Tras siete exposiciones anteriores surgidas a partir de las obras de los vates nacionales ya mencionados, Arias ha construido en esta nueva muestra una iconografía prístina espejo de una destreza reveladora del estilo propio que la madurez de su pincel ya le ha otorgado. Destacan, a nuestro modo de ver, dos obras en las que, tanto por su incuestionable carácter lúdico como por la propuesta gráfica propiamente dicha, merecen especial atención. Asombra, en cada una, el tránsito transcurrido desde la ensoñación representada en colores decididamente libres, hasta las robustas formas de figuras y abstracciones geométricas concretas que sacuden la atención del observador.

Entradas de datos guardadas
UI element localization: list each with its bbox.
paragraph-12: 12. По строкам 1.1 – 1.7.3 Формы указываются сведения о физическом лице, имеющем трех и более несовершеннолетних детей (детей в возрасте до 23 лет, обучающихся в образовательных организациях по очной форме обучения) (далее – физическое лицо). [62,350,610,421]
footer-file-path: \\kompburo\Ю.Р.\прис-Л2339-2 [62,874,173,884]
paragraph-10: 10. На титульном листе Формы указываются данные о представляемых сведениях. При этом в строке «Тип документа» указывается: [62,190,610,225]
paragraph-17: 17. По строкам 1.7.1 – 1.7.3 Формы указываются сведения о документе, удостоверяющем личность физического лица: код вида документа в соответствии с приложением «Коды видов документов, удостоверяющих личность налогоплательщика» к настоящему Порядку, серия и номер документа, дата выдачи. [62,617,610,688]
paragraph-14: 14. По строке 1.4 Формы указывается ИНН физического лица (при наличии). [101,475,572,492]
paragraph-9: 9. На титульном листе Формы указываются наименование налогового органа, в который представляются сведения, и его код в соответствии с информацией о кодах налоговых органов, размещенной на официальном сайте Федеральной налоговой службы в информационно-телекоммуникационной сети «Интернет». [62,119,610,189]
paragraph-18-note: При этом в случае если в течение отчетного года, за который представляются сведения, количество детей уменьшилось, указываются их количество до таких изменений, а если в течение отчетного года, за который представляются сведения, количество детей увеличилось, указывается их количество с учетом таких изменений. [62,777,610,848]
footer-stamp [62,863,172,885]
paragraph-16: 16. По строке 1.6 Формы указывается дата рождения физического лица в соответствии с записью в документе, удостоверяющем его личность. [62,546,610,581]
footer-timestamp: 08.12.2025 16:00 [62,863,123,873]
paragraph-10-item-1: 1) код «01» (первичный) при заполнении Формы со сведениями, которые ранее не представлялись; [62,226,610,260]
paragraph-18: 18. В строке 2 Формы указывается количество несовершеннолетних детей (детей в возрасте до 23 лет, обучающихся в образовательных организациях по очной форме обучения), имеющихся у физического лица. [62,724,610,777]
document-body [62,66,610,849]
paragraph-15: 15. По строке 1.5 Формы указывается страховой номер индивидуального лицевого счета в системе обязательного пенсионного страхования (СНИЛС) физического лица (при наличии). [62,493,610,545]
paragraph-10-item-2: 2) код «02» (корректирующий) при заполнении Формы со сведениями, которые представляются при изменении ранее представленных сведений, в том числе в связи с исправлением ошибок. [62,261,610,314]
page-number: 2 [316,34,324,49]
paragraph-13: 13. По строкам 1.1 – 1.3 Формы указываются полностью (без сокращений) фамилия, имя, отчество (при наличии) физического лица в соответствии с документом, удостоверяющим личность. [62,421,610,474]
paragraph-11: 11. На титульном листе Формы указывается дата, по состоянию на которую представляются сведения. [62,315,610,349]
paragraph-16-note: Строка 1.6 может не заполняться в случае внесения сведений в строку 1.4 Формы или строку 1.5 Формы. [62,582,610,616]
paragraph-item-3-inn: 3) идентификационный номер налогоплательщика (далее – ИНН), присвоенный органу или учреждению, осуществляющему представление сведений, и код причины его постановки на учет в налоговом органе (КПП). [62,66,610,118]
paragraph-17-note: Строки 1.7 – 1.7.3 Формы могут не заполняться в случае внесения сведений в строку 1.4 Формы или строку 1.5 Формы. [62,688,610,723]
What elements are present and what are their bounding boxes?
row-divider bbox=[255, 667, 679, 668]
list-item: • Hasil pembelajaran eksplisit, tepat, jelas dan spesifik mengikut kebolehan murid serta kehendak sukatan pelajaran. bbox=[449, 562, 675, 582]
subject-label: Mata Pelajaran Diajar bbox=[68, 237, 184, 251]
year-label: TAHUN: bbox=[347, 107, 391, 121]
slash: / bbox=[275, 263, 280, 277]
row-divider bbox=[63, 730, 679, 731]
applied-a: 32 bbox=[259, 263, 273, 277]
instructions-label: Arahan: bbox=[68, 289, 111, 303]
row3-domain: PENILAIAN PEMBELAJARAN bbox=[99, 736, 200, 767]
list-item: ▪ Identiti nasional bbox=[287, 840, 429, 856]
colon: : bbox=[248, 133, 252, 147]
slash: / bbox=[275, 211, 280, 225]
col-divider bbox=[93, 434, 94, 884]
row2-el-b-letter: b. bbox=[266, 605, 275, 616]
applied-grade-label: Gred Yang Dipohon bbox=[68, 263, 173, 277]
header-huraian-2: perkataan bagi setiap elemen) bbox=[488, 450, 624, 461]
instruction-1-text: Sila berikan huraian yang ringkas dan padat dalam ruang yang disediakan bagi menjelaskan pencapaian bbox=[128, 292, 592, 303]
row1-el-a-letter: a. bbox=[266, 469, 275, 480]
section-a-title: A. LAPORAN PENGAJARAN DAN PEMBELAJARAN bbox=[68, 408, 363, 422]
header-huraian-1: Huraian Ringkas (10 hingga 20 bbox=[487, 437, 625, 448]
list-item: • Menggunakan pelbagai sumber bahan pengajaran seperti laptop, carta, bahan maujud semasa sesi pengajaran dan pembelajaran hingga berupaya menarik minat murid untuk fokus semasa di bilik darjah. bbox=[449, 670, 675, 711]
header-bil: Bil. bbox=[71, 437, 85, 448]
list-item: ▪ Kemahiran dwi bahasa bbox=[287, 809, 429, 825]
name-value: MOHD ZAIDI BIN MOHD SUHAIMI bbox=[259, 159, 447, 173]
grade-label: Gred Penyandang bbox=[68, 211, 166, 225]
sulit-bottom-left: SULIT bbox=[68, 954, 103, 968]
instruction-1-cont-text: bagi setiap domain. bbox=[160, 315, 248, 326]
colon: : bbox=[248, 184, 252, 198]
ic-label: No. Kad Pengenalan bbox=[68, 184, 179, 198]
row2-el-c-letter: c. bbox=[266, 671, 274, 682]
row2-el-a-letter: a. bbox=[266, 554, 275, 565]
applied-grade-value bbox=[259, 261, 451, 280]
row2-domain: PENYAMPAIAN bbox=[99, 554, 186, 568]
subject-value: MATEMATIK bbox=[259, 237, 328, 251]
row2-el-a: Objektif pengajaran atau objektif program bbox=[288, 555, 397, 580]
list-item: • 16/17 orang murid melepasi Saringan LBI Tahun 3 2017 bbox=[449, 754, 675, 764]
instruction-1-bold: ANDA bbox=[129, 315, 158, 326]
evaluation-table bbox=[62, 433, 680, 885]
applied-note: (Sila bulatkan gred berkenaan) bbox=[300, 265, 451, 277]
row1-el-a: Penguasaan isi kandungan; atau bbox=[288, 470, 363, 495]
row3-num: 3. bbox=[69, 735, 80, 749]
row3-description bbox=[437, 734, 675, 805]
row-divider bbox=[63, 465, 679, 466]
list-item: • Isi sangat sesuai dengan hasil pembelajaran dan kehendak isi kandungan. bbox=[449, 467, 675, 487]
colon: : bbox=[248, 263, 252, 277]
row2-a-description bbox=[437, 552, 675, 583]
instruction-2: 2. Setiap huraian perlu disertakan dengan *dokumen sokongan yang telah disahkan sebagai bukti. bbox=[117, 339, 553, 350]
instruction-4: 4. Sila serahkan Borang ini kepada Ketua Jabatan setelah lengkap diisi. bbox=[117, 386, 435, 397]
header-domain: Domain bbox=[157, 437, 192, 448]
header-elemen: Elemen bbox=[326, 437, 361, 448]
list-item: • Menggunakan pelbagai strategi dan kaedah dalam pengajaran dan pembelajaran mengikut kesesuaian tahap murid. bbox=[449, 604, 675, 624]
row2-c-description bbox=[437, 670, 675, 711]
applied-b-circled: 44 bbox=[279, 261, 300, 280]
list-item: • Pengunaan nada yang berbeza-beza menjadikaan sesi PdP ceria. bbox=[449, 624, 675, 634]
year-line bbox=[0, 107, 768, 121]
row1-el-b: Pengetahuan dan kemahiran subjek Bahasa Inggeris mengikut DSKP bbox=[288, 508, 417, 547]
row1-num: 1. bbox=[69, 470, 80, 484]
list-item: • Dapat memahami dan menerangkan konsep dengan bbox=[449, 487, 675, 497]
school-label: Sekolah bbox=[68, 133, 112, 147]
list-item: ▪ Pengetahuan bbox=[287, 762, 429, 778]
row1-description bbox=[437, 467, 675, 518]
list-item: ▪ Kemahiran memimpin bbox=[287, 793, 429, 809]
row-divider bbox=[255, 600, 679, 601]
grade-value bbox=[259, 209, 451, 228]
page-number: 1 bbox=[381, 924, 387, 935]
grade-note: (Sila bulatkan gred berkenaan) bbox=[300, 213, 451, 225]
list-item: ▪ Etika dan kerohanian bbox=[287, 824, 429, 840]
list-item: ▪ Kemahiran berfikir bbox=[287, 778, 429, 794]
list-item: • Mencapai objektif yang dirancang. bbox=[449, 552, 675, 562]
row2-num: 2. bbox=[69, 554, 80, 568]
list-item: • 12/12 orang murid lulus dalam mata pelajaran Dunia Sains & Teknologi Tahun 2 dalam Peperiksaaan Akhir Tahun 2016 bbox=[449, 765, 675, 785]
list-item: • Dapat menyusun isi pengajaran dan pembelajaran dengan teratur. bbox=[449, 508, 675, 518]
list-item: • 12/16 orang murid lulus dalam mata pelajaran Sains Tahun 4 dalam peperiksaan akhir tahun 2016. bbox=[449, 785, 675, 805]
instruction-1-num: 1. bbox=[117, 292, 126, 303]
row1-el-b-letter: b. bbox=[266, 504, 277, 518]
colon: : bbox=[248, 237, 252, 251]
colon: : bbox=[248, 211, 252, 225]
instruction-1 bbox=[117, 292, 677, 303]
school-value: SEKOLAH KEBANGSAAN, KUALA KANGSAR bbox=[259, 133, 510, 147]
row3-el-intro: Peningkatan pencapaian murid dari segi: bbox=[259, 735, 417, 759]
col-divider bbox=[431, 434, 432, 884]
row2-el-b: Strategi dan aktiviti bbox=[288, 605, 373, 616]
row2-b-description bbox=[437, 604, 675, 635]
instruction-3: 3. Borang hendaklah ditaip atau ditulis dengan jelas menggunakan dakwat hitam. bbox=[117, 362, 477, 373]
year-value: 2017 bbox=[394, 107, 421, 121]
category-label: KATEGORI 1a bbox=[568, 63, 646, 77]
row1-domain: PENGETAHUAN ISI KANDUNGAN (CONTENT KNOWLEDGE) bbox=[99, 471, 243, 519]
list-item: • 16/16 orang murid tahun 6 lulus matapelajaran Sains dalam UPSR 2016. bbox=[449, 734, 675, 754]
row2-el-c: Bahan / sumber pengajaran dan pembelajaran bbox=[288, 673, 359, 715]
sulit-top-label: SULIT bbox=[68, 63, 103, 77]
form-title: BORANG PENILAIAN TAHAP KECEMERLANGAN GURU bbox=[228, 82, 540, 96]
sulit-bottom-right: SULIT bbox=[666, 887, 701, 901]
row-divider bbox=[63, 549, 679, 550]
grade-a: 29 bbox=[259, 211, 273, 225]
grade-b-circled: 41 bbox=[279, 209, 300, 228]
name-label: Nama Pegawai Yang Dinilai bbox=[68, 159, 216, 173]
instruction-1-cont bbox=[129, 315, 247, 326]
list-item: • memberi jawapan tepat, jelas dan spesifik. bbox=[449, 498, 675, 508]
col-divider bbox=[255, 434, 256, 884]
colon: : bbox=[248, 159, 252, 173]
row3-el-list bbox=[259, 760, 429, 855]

→ **PROBLEMA**:
Reproduce de forma íntegra y literal el fragmento sobre la nueva muestra de Arias. Los registros proceden de una fuente distinta.

→ **RESPUESTA**:
Tras siete exposiciones anteriores surgidas a partir de las obras de los vates nacionales ya mencionados, Arias ha construido en esta nueva muestra una iconografía prístina espejo de una destreza reveladora del estilo propio que la madurez de su pincel ya le ha otorgado. Destacan, a nuestro modo de ver, dos obras en las que, tanto por su incuestionable carácter lúdico como por la propuesta gráfica propiamente dicha, merecen especial atención. Asombra, en cada una, el tránsito transcurrido desde la ensoñación representada en colores decididamente libres, hasta las robustas formas de figuras y abstracciones geométricas concretas que sacuden la atención del observador.